— Start of Supplied data —

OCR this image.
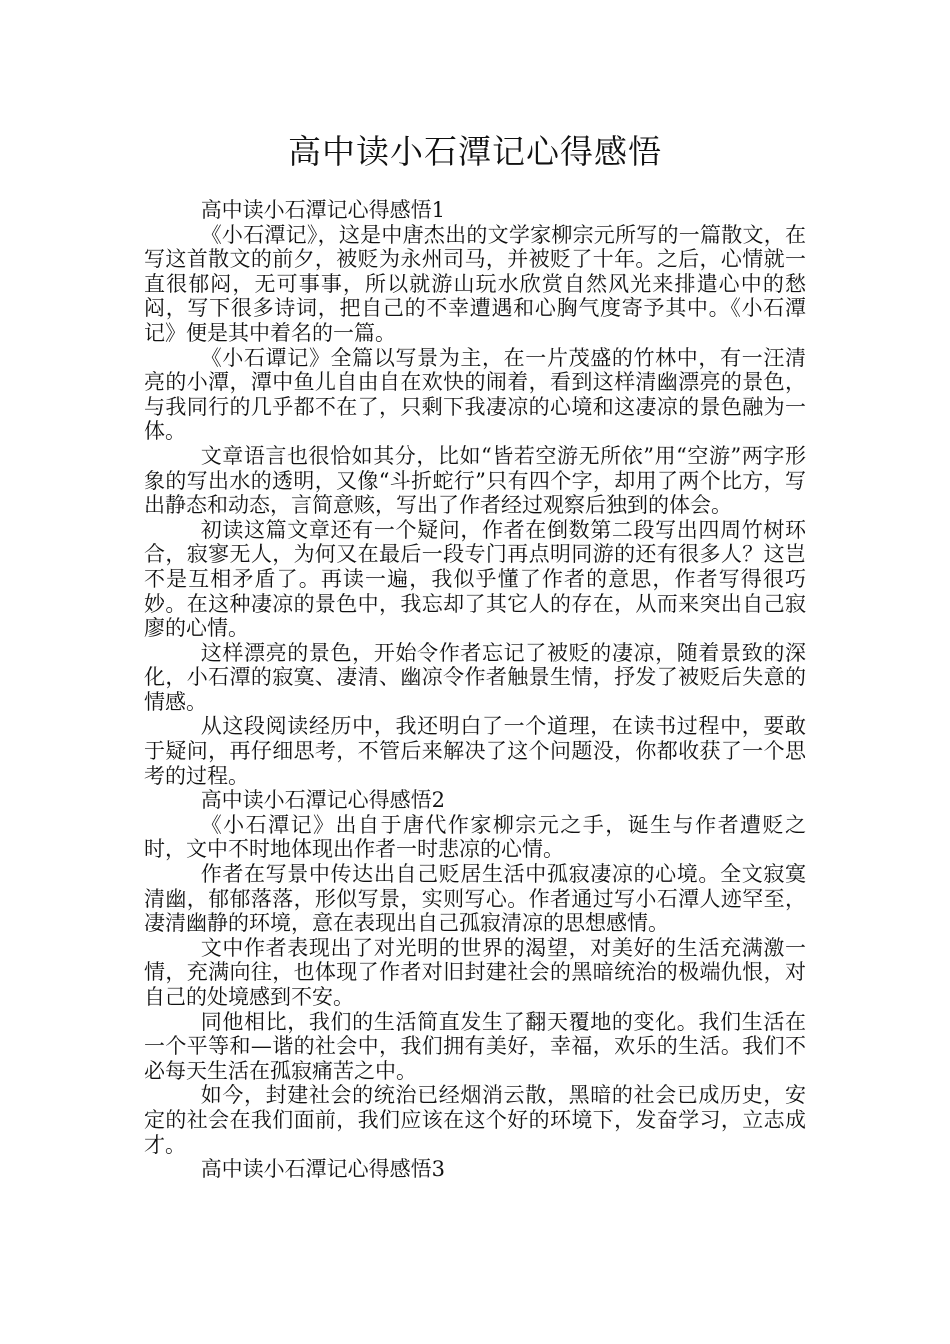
高中读小石潭记心得感悟

高中读小石潭记心得感悟1

《小石潭记》，这是中唐杰出的文学家柳宗元所写的一篇散文，在写这首散文的前夕，被贬为永州司马，并被贬了十年。之后，心情就一直很郁闷，无可事事，所以就游山玩水欣赏自然风光来排遣心中的愁闷，写下很多诗词，把自己的不幸遭遇和心胸气度寄予其中。《小石潭记》便是其中着名的一篇。

《小石谭记》全篇以写景为主，在一片茂盛的竹林中，有一汪清亮的小潭，潭中鱼儿自由自在欢快的闹着，看到这样清幽漂亮的景色，与我同行的几乎都不在了，只剩下我凄凉的心境和这凄凉的景色融为一体。

文章语言也很恰如其分，比如“皆若空游无所依”用“空游”两字形象的写出水的透明，又像“斗折蛇行”只有四个字，却用了两个比方，写出静态和动态，言简意赅，写出了作者经过观察后独到的体会。

初读这篇文章还有一个疑问，作者在倒数第二段写出四周竹树环合，寂寥无人，为何又在最后一段专门再点明同游的还有很多人？这岂不是互相矛盾了。再读一遍，我似乎懂了作者的意思，作者写得很巧妙。在这种凄凉的景色中，我忘却了其它人的存在，从而来突出自己寂廖的心情。

这样漂亮的景色，开始令作者忘记了被贬的凄凉，随着景致的深化，小石潭的寂寞、凄清、幽凉令作者触景生情，抒发了被贬后失意的情感。

从这段阅读经历中，我还明白了一个道理，在读书过程中，要敢于疑问，再仔细思考，不管后来解决了这个问题没，你都收获了一个思考的过程。

高中读小石潭记心得感悟2

《小石潭记》出自于唐代作家柳宗元之手，诞生与作者遭贬之时，文中不时地体现出作者一时悲凉的心情。

作者在写景中传达出自己贬居生活中孤寂凄凉的心境。全文寂寞清幽，郁郁落落，形似写景，实则写心。作者通过写小石潭人迹罕至，凄清幽静的环境，意在表现出自己孤寂清凉的思想感情。

文中作者表现出了对光明的世界的渴望，对美好的生活充满激一情，充满向往，也体现了作者对旧封建社会的黑暗统治的极端仇恨，对自己的处境感到不安。

同他相比，我们的生活简直发生了翻天覆地的变化。我们生活在一个平等和—谐的社会中，我们拥有美好，幸福，欢乐的生活。我们不必每天生活在孤寂痛苦之中。

如今，封建社会的统治已经烟消云散，黑暗的社会已成历史，安定的社会在我们面前，我们应该在这个好的环境下，发奋学习，立志成才。

高中读小石潭记心得感悟3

— End of Supplied data —

* Task:
Retype every entry verbatim and exclude the pictures from the copy.

* Answer:
OCR this image.
高中读小石潭记心得感悟

高中读小石潭记心得感悟1

《小石潭记》，这是中唐杰出的文学家柳宗元所写的一篇散文，在写这首散文的前夕，被贬为永州司马，并被贬了十年。之后，心情就一直很郁闷，无可事事，所以就游山玩水欣赏自然风光来排遣心中的愁闷，写下很多诗词，把自己的不幸遭遇和心胸气度寄予其中。《小石潭记》便是其中着名的一篇。

《小石谭记》全篇以写景为主，在一片茂盛的竹林中，有一汪清亮的小潭，潭中鱼儿自由自在欢快的闹着，看到这样清幽漂亮的景色，与我同行的几乎都不在了，只剩下我凄凉的心境和这凄凉的景色融为一体。

文章语言也很恰如其分，比如“皆若空游无所依”用“空游”两字形象的写出水的透明，又像“斗折蛇行”只有四个字，却用了两个比方，写出静态和动态，言简意赅，写出了作者经过观察后独到的体会。

初读这篇文章还有一个疑问，作者在倒数第二段写出四周竹树环合，寂寥无人，为何又在最后一段专门再点明同游的还有很多人？这岂不是互相矛盾了。再读一遍，我似乎懂了作者的意思，作者写得很巧妙。在这种凄凉的景色中，我忘却了其它人的存在，从而来突出自己寂廖的心情。

这样漂亮的景色，开始令作者忘记了被贬的凄凉，随着景致的深化，小石潭的寂寞、凄清、幽凉令作者触景生情，抒发了被贬后失意的情感。

从这段阅读经历中，我还明白了一个道理，在读书过程中，要敢于疑问，再仔细思考，不管后来解决了这个问题没，你都收获了一个思考的过程。

高中读小石潭记心得感悟2

《小石潭记》出自于唐代作家柳宗元之手，诞生与作者遭贬之时，文中不时地体现出作者一时悲凉的心情。

作者在写景中传达出自己贬居生活中孤寂凄凉的心境。全文寂寞清幽，郁郁落落，形似写景，实则写心。作者通过写小石潭人迹罕至，凄清幽静的环境，意在表现出自己孤寂清凉的思想感情。

文中作者表现出了对光明的世界的渴望，对美好的生活充满激一情，充满向往，也体现了作者对旧封建社会的黑暗统治的极端仇恨，对自己的处境感到不安。

同他相比，我们的生活简直发生了翻天覆地的变化。我们生活在一个平等和—谐的社会中，我们拥有美好，幸福，欢乐的生活。我们不必每天生活在孤寂痛苦之中。

如今，封建社会的统治已经烟消云散，黑暗的社会已成历史，安定的社会在我们面前，我们应该在这个好的环境下，发奋学习，立志成才。

高中读小石潭记心得感悟3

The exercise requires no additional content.